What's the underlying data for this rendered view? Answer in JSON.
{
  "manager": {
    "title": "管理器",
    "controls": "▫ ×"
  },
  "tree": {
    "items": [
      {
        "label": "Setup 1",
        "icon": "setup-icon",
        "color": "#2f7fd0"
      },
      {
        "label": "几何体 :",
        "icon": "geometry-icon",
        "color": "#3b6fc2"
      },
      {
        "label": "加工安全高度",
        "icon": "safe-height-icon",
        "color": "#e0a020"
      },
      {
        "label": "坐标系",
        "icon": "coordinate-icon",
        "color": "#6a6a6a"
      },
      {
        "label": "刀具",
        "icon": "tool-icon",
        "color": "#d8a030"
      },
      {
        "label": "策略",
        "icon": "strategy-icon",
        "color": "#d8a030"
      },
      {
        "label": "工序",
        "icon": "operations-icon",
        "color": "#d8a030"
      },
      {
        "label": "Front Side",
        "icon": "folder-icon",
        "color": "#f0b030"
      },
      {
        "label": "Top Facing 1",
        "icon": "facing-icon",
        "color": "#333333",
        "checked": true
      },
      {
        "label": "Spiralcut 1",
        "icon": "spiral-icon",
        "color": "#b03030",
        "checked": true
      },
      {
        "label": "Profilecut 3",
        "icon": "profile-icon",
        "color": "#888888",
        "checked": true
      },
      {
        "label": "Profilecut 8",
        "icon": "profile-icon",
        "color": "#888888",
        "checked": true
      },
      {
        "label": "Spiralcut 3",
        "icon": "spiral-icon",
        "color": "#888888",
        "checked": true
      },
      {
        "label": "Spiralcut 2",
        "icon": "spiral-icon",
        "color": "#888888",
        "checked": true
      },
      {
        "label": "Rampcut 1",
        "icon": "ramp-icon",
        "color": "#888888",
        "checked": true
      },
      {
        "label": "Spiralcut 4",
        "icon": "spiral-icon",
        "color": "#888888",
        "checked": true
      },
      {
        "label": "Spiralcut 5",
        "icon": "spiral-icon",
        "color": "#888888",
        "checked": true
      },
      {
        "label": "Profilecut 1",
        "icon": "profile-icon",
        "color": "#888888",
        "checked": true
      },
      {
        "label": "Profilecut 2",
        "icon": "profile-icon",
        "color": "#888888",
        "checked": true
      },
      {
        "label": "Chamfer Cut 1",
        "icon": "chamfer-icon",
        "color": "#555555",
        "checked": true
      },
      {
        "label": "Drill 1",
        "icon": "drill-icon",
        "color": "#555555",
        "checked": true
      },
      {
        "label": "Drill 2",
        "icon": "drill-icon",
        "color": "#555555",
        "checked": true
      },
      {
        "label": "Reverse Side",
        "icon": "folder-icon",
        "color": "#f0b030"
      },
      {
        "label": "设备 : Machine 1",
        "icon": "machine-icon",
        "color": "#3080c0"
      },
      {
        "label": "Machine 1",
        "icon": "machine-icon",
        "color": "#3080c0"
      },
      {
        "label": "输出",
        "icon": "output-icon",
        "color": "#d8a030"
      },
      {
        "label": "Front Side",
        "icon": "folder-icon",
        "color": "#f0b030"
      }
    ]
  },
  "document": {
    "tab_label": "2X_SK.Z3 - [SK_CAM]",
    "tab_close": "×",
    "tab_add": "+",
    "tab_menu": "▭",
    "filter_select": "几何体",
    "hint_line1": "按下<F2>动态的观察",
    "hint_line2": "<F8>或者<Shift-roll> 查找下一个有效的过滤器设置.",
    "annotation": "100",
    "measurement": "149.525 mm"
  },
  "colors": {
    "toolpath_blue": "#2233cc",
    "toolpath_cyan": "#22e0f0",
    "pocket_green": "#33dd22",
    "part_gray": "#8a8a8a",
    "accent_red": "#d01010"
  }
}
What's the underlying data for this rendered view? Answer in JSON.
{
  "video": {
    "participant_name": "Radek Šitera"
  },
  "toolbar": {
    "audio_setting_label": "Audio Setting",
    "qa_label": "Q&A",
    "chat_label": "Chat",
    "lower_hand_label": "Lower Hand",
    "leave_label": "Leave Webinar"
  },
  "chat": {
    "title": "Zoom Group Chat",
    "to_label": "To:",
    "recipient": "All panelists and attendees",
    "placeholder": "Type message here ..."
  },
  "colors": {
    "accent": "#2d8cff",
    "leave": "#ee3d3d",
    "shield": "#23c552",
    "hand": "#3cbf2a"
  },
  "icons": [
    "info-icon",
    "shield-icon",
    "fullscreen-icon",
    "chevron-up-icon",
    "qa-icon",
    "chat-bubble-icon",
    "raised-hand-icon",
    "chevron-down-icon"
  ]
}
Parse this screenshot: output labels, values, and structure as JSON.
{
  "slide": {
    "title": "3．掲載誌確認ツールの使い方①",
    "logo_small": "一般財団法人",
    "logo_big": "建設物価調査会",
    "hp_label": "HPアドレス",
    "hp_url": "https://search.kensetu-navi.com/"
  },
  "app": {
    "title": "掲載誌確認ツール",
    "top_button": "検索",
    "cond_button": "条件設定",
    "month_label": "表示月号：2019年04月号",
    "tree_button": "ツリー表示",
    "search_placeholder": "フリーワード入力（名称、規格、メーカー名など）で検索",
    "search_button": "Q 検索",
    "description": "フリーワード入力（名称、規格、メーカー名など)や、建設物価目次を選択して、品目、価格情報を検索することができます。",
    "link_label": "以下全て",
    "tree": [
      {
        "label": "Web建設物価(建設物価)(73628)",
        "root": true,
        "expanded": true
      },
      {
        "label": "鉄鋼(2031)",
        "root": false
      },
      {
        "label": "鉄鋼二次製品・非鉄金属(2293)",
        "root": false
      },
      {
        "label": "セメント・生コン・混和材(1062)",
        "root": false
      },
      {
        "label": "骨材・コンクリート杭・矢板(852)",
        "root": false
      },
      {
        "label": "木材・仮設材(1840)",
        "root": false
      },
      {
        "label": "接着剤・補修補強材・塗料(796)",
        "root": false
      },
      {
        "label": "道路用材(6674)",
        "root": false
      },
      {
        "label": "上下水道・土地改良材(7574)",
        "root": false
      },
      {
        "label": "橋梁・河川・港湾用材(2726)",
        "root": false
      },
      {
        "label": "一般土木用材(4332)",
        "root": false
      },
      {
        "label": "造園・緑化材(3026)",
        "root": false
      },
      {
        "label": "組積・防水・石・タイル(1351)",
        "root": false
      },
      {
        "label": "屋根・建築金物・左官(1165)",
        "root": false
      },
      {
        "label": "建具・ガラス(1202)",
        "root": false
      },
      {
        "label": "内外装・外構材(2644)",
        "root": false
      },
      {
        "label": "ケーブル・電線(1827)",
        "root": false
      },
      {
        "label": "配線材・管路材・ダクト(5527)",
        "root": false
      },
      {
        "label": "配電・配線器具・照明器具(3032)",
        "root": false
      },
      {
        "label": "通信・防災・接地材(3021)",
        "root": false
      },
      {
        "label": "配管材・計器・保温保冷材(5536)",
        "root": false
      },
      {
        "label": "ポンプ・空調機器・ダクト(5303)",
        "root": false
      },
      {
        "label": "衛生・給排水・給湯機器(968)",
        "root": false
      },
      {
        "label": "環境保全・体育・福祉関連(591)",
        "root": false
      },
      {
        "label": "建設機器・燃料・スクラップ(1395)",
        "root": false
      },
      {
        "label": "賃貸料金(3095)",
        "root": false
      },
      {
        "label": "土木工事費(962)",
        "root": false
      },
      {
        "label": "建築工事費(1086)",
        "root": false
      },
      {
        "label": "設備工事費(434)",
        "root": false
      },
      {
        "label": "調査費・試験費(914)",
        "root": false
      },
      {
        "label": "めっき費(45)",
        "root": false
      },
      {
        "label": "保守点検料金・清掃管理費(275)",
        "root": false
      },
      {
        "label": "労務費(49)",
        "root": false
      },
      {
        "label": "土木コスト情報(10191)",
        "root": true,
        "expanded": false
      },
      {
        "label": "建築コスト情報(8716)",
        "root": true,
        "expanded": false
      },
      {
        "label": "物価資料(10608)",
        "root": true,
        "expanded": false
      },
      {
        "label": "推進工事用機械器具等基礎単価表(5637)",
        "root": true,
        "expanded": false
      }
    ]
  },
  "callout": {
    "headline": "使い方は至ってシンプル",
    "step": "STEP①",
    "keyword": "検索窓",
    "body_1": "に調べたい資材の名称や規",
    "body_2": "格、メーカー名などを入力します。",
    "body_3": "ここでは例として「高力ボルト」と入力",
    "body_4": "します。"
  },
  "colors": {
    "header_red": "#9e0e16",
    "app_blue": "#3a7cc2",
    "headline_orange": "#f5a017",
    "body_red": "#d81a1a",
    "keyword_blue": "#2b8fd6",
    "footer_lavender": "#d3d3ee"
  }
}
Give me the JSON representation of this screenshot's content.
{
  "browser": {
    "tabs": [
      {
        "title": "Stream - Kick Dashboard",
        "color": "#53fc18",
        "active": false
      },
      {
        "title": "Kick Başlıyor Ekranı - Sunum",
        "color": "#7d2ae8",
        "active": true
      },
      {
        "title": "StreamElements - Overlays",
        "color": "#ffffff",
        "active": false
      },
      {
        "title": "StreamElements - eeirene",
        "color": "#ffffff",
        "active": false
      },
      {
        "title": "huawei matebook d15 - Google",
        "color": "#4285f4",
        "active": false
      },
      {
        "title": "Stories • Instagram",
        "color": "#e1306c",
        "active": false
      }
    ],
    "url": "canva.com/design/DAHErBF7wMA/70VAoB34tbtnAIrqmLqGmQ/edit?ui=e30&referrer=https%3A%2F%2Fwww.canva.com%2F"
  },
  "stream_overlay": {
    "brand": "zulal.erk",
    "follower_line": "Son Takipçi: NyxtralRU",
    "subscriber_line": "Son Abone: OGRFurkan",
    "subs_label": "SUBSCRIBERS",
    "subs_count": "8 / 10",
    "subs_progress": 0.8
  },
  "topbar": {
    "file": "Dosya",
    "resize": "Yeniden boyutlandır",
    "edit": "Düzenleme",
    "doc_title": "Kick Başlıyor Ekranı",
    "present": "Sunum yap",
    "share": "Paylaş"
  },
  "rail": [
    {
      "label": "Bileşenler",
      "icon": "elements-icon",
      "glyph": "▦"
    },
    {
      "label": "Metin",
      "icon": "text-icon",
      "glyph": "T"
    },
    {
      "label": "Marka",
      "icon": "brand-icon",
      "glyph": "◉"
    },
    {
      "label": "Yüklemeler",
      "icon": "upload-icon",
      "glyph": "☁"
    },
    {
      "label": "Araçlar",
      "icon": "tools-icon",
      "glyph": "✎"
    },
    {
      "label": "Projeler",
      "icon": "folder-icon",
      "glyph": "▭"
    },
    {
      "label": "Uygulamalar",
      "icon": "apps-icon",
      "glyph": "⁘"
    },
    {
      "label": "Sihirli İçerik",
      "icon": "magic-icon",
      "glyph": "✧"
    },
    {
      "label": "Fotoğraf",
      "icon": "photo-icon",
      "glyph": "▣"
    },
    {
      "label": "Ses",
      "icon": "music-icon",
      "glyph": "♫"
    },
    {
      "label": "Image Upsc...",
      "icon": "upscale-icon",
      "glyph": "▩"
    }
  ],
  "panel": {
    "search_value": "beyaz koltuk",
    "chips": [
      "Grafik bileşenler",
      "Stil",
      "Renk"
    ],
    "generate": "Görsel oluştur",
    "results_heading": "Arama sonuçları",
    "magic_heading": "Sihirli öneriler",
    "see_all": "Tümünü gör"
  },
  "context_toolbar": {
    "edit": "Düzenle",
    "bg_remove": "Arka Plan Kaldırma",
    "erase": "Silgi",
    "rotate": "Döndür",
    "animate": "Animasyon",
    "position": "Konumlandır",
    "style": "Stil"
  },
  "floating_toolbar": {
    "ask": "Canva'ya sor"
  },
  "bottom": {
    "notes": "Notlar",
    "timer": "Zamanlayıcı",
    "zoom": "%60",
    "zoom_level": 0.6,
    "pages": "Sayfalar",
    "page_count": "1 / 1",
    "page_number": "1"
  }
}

::::

GOAL: Where a line contains the string "Spiralcut", extract that line.

EXPECTED ANSWER:
        "label": "Spiralcut 1",
        "label": "Spiralcut 3",
        "label": "Spiralcut 2",
        "label": "Spiralcut 4",
        "label": "Spiralcut 5",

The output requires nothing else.